PROBLEM DESCRIPTION
Count every line that holds the string "last", then give that number alone.

Data records
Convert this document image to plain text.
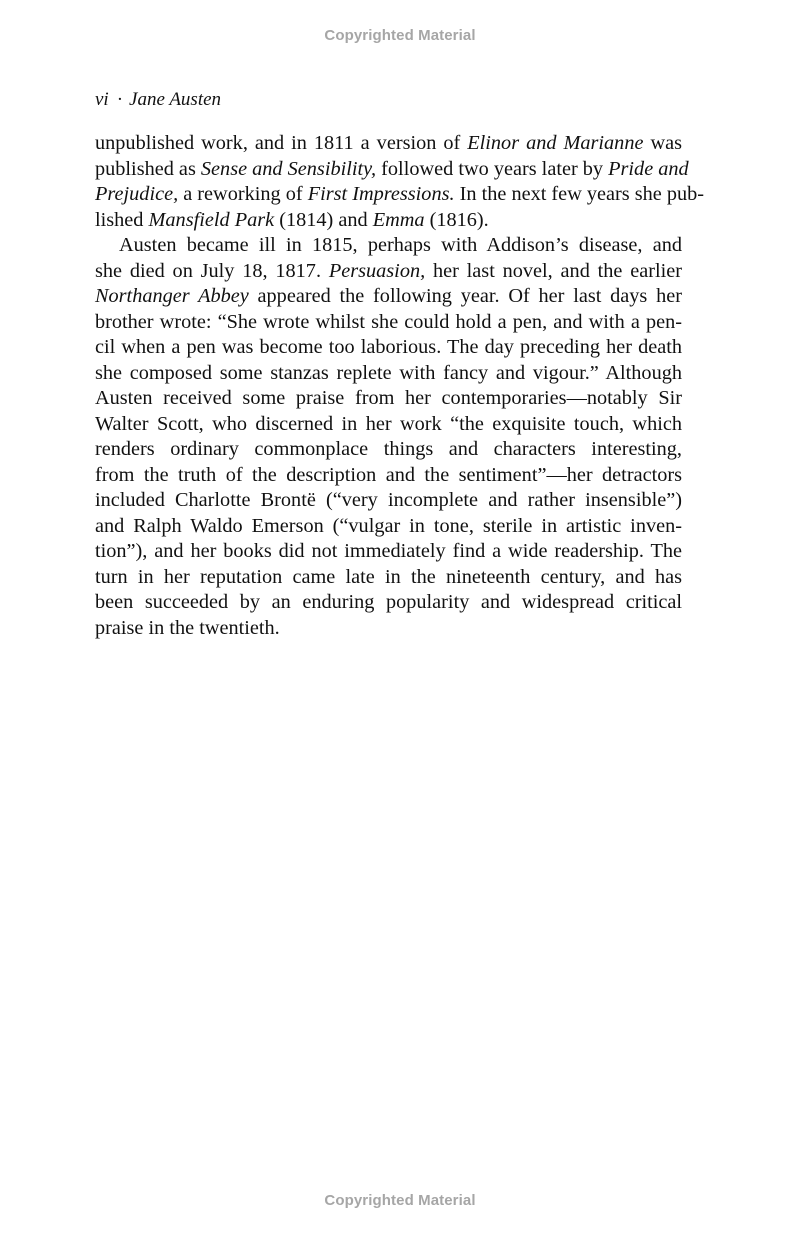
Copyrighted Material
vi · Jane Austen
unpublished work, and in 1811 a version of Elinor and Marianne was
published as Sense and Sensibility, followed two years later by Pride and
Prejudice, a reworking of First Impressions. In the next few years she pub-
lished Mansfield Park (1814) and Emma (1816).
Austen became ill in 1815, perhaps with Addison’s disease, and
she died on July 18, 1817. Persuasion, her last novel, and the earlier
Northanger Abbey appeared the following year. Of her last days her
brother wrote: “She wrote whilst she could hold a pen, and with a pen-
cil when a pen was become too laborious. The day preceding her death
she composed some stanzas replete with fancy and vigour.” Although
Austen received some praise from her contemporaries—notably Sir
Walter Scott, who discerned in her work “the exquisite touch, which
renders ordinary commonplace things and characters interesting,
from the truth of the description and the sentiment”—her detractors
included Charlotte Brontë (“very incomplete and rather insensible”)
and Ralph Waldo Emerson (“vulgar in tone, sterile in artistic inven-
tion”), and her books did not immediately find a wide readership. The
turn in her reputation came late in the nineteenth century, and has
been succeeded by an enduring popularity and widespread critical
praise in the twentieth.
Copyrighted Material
==
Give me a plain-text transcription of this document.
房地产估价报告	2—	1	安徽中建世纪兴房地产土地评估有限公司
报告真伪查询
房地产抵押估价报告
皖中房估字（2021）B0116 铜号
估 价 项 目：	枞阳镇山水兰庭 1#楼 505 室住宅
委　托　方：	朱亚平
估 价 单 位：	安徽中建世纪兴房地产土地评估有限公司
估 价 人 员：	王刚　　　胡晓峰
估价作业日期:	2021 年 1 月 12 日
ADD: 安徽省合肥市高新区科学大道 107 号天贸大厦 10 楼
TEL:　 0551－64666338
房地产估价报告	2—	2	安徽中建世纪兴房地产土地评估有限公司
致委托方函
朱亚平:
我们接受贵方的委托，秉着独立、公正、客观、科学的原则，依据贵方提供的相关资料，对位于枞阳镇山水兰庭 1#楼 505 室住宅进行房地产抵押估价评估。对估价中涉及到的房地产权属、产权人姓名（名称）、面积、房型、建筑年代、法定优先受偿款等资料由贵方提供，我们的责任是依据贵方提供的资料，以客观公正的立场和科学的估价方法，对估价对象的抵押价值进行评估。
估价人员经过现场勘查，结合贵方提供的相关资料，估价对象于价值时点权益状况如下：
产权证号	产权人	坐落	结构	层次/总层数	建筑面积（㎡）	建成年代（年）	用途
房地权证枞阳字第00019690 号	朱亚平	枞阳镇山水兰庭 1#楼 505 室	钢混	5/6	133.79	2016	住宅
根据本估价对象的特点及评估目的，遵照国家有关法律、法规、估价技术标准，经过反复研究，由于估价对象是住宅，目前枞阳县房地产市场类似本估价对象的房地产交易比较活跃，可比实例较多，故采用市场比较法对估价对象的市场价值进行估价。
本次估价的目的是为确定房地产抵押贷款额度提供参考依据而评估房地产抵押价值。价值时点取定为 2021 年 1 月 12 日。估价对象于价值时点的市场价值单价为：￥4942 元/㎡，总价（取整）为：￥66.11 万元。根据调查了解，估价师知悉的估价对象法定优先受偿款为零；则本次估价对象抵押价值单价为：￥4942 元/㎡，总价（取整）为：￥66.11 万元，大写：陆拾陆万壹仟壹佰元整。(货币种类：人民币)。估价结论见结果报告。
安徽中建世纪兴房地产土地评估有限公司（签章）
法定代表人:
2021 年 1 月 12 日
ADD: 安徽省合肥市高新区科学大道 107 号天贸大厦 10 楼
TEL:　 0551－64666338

OUTPUT FOR THIS TASK
2